### [Your task]
Find how many lines in the material contain "λειτουργίας"; your answer should be that number alone.

— Begin Data provided —

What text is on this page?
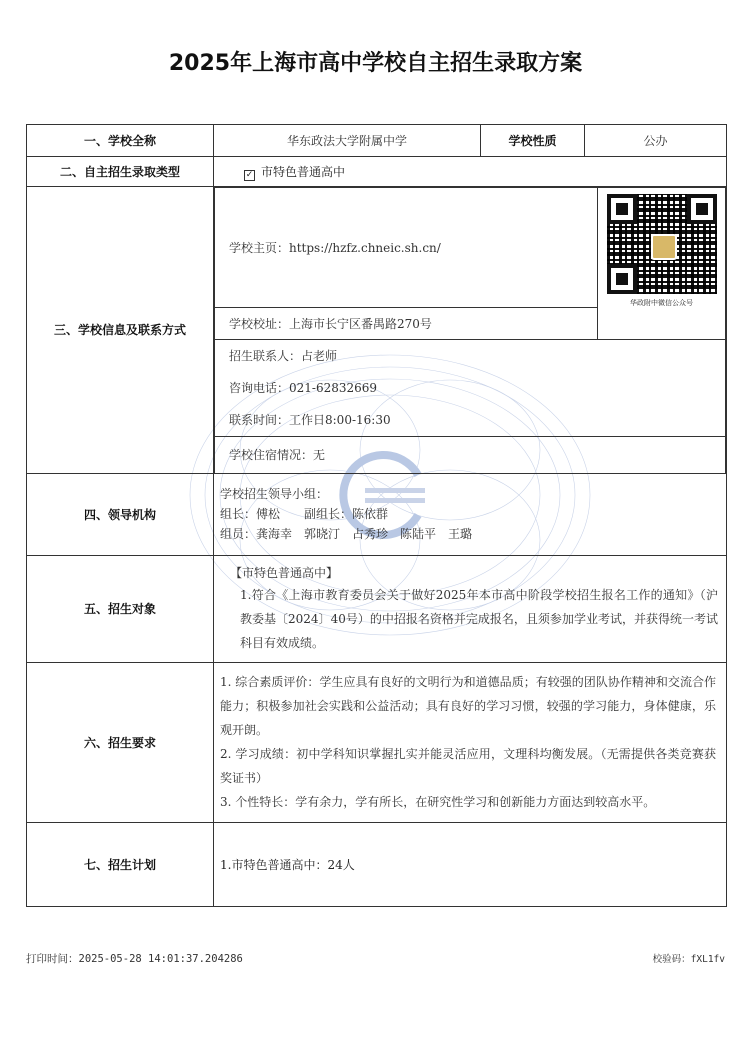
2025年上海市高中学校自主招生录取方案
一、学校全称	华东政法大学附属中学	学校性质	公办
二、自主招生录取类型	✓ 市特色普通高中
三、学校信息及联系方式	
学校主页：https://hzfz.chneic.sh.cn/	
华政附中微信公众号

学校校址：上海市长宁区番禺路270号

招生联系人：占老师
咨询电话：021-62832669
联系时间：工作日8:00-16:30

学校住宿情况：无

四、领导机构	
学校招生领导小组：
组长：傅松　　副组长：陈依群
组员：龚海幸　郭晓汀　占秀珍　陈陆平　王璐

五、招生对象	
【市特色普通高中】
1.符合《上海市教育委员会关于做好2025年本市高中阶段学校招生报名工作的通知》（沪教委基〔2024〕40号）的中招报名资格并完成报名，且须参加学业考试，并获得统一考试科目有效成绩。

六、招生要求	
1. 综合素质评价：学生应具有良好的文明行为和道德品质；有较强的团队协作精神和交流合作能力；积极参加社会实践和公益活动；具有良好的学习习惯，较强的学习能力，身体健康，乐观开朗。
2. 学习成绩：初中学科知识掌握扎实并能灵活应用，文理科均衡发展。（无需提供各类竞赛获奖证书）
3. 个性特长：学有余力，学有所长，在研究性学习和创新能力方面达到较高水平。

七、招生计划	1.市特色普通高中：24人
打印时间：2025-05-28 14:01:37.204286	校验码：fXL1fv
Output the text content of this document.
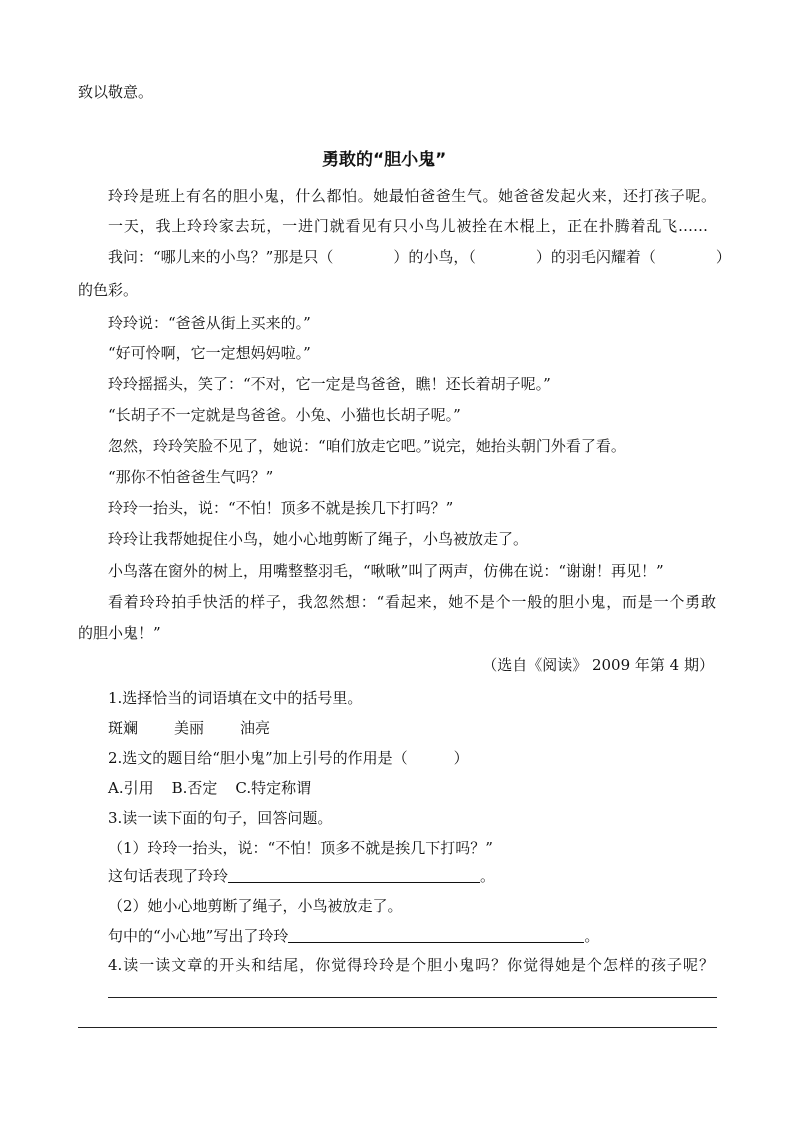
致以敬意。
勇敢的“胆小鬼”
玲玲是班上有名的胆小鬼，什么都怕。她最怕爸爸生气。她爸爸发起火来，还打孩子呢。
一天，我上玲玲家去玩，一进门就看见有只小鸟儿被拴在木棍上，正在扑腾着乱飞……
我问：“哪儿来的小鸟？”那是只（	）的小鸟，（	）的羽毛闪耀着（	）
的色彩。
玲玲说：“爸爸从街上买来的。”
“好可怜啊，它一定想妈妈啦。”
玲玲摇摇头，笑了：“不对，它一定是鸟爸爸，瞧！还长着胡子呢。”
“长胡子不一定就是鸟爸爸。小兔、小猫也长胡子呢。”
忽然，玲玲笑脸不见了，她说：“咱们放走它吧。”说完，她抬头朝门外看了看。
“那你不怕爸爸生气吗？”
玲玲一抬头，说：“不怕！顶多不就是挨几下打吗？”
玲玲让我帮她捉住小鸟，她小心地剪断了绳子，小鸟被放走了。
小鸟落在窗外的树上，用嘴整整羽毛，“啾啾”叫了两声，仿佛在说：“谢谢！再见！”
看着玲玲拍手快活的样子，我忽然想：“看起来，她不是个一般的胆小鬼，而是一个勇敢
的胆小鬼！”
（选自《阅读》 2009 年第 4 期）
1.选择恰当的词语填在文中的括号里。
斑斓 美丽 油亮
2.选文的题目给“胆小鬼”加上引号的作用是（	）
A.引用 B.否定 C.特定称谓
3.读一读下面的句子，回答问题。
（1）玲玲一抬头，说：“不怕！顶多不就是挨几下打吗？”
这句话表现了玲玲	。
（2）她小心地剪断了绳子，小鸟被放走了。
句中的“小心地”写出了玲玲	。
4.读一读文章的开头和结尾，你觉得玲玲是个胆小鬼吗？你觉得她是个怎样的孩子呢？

— End Data provided —
— Begin Data provided —

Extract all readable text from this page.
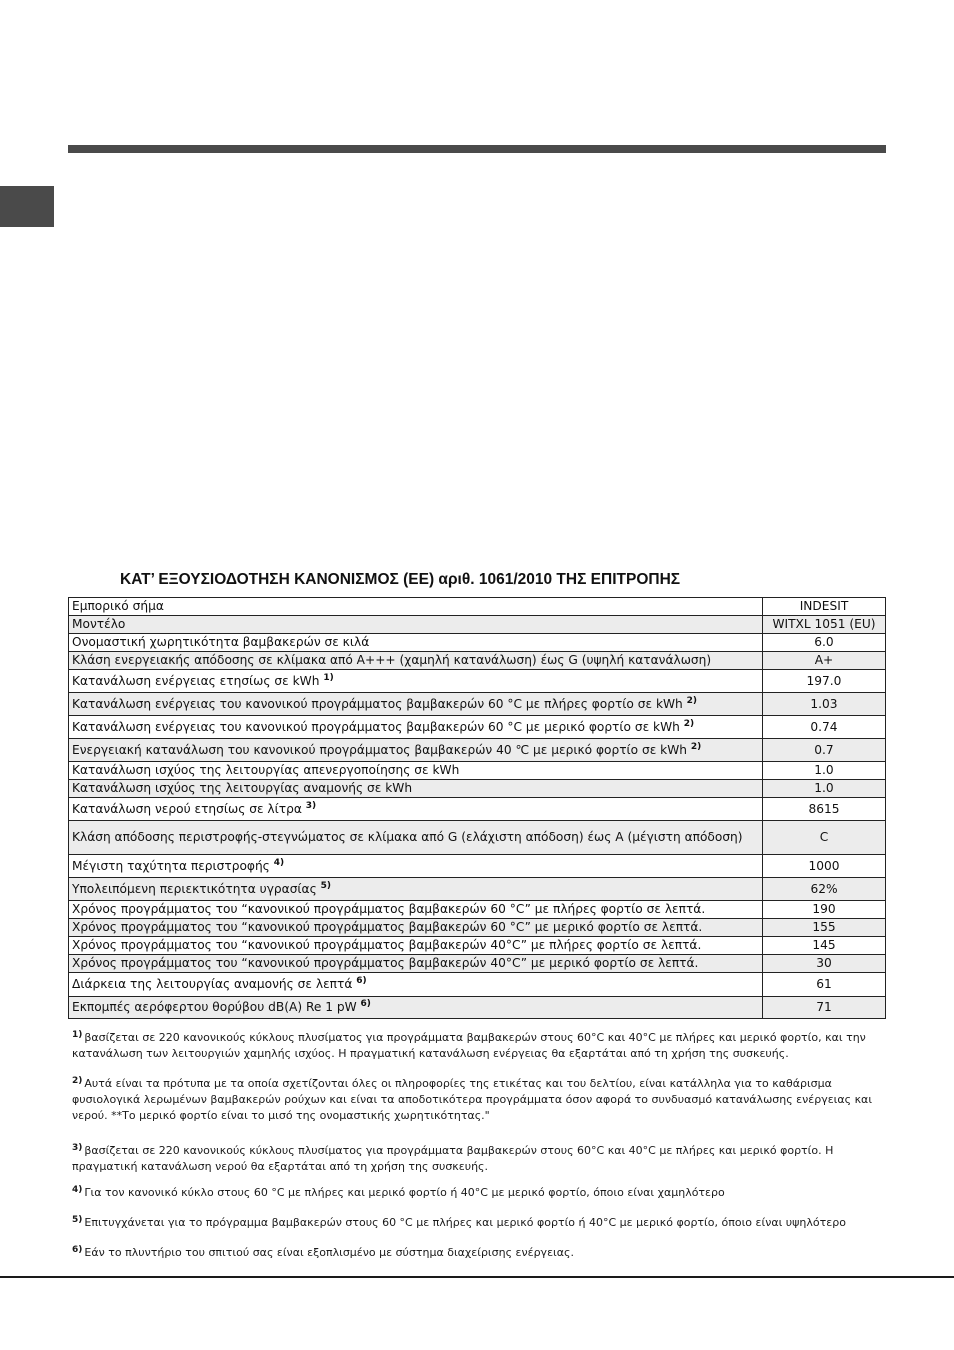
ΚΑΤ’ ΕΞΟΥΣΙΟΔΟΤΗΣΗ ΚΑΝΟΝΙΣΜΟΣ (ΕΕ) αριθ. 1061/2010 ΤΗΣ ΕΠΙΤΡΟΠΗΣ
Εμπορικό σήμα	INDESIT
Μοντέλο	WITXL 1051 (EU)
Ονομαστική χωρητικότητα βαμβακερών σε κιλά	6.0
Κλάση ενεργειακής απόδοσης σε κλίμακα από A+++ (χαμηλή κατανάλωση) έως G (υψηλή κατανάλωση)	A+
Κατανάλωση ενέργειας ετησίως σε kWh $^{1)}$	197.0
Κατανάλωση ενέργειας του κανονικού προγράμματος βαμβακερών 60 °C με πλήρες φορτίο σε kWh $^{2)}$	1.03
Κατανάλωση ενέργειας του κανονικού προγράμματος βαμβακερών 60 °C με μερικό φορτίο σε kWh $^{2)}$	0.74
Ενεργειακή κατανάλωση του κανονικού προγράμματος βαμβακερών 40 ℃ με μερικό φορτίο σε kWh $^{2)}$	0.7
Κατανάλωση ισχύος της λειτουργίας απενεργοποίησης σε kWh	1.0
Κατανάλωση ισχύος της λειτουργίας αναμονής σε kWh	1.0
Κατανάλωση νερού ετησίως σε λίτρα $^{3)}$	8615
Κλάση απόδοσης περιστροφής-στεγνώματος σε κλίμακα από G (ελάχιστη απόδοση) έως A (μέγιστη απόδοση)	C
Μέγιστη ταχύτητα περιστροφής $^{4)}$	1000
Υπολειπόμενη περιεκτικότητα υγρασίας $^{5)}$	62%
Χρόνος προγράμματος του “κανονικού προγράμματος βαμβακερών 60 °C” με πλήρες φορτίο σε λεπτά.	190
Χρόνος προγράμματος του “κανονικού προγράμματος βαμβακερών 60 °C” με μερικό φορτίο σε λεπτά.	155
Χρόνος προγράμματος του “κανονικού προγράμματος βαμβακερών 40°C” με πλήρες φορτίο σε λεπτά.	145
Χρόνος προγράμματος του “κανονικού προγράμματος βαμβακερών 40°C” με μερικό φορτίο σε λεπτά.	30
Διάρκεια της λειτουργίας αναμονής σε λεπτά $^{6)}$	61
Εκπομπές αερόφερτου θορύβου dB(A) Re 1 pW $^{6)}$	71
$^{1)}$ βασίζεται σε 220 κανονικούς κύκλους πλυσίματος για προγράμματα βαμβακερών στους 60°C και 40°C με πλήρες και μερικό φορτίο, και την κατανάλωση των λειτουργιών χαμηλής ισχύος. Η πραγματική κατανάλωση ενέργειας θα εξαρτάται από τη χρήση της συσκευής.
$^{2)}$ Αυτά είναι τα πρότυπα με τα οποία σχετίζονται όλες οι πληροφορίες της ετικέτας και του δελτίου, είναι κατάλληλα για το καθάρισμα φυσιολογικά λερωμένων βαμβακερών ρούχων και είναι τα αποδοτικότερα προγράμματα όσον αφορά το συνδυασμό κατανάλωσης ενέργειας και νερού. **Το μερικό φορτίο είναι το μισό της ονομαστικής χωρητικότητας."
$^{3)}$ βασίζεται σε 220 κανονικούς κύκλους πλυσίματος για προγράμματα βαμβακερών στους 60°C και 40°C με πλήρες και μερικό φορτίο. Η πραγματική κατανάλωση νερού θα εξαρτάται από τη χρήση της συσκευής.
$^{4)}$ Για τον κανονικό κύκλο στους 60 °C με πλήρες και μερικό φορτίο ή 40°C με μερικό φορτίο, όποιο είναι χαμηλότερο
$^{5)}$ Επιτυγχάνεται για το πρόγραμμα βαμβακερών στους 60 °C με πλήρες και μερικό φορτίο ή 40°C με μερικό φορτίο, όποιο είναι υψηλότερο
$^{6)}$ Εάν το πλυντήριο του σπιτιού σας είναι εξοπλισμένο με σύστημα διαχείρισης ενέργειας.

— End Data provided —
— Begin Data provided —

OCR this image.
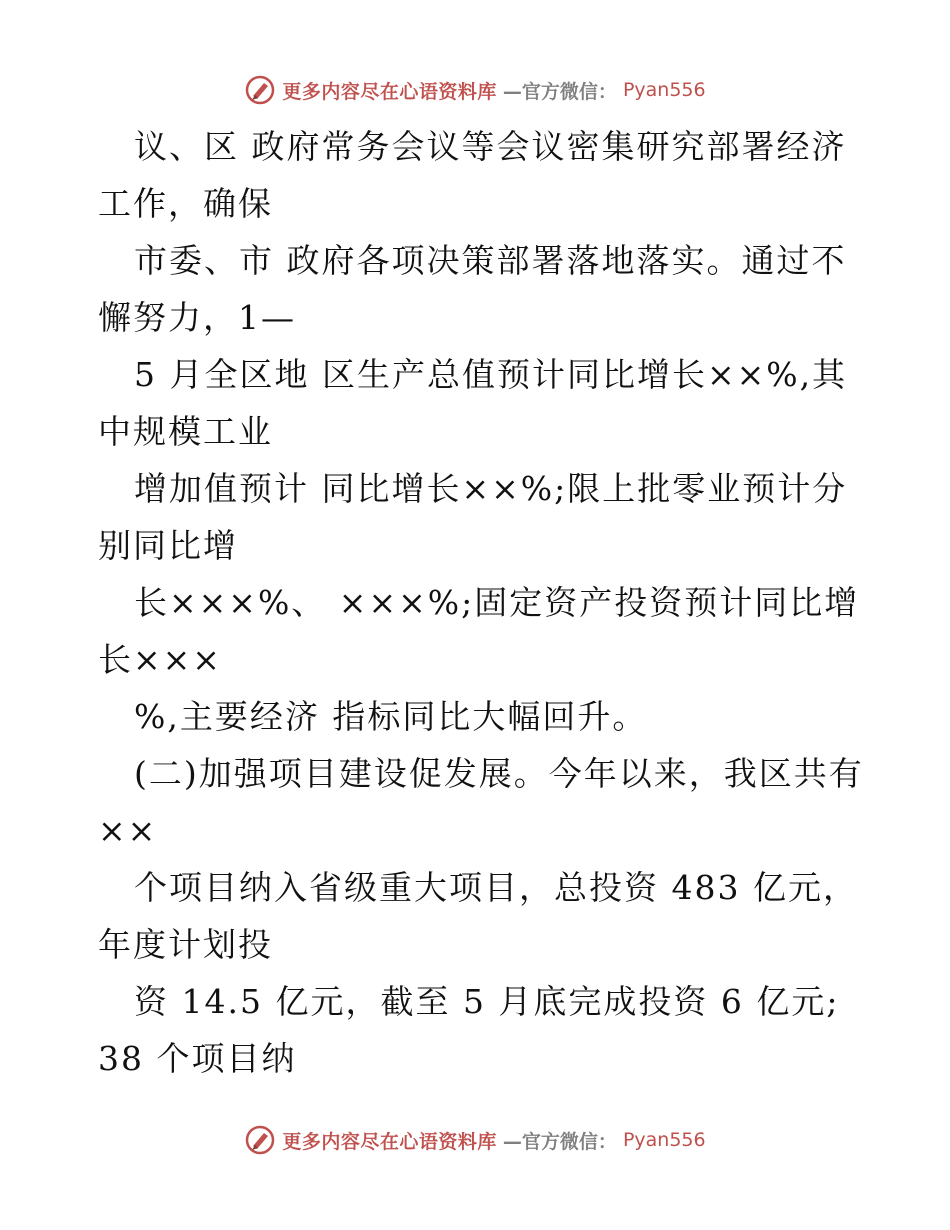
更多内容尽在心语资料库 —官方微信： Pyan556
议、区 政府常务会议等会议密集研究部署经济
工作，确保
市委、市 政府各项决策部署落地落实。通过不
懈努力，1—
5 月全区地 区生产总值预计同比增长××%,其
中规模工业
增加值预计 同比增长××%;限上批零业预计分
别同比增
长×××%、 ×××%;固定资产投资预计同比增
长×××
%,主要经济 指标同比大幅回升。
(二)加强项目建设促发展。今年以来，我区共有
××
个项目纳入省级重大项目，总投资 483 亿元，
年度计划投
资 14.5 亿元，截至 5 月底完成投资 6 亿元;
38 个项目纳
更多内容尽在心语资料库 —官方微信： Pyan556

— End Data provided —

### [Result]
3